**GIVEN TASK:** Exclude the pictures; give every entry again exactly as written.

Extracted records
□ □ □ □

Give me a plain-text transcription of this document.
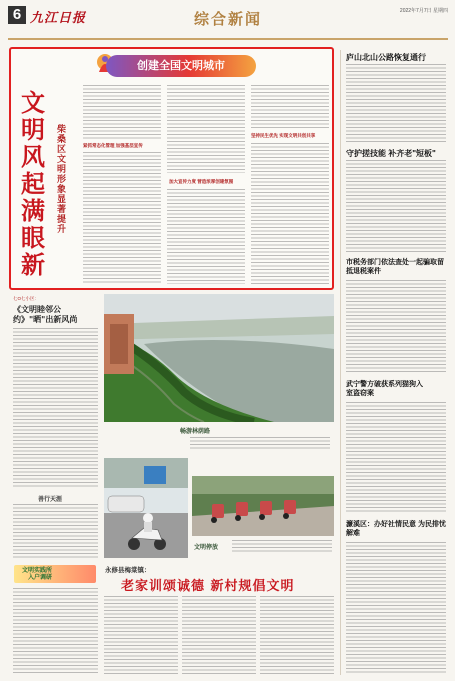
6 九江日报	综合新闻	2022年7月7日 星期四
创建全国文明城市
文明风起满眼新
柴桑区文明形象显著提升
紧抓常态化管理 加强基层宣传
加大宣传力度 营造浓厚创建氛围
坚持民生优先 实现文明共创共享
庐山北山公路恢复通行
守护搓技能 补齐老"短板"
市税务部门依法查处一起骗取留抵退税案件
武宁警方破获系列猫狗入室盗窃案
濂溪区：办好社情民意 为民排忧解难
七O七小区：
《文明睦邻公约》"晒"出新风尚
善行天涯
文明实践所
入户调研
畅游林荫路
文明停放
永修县梅棠镇：
老家训颂诚德 新村规倡文明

□ □ □ □

**OUTPUT:**
Give me a plain-text transcription of this document.
6 九江日报	综合新闻	2022年7月7日 星期四
创建全国文明城市
文明风起满眼新
柴桑区文明形象显著提升
紧抓常态化管理 加强基层宣传
加大宣传力度 营造浓厚创建氛围
坚持民生优先 实现文明共创共享
庐山北山公路恢复通行
守护搓技能 补齐老"短板"
市税务部门依法查处一起骗取留抵退税案件
武宁警方破获系列猫狗入室盗窃案
濂溪区：办好社情民意 为民排忧解难
七O七小区：
《文明睦邻公约》"晒"出新风尚
善行天涯
文明实践所
入户调研
畅游林荫路
文明停放
永修县梅棠镇：
老家训颂诚德 新村规倡文明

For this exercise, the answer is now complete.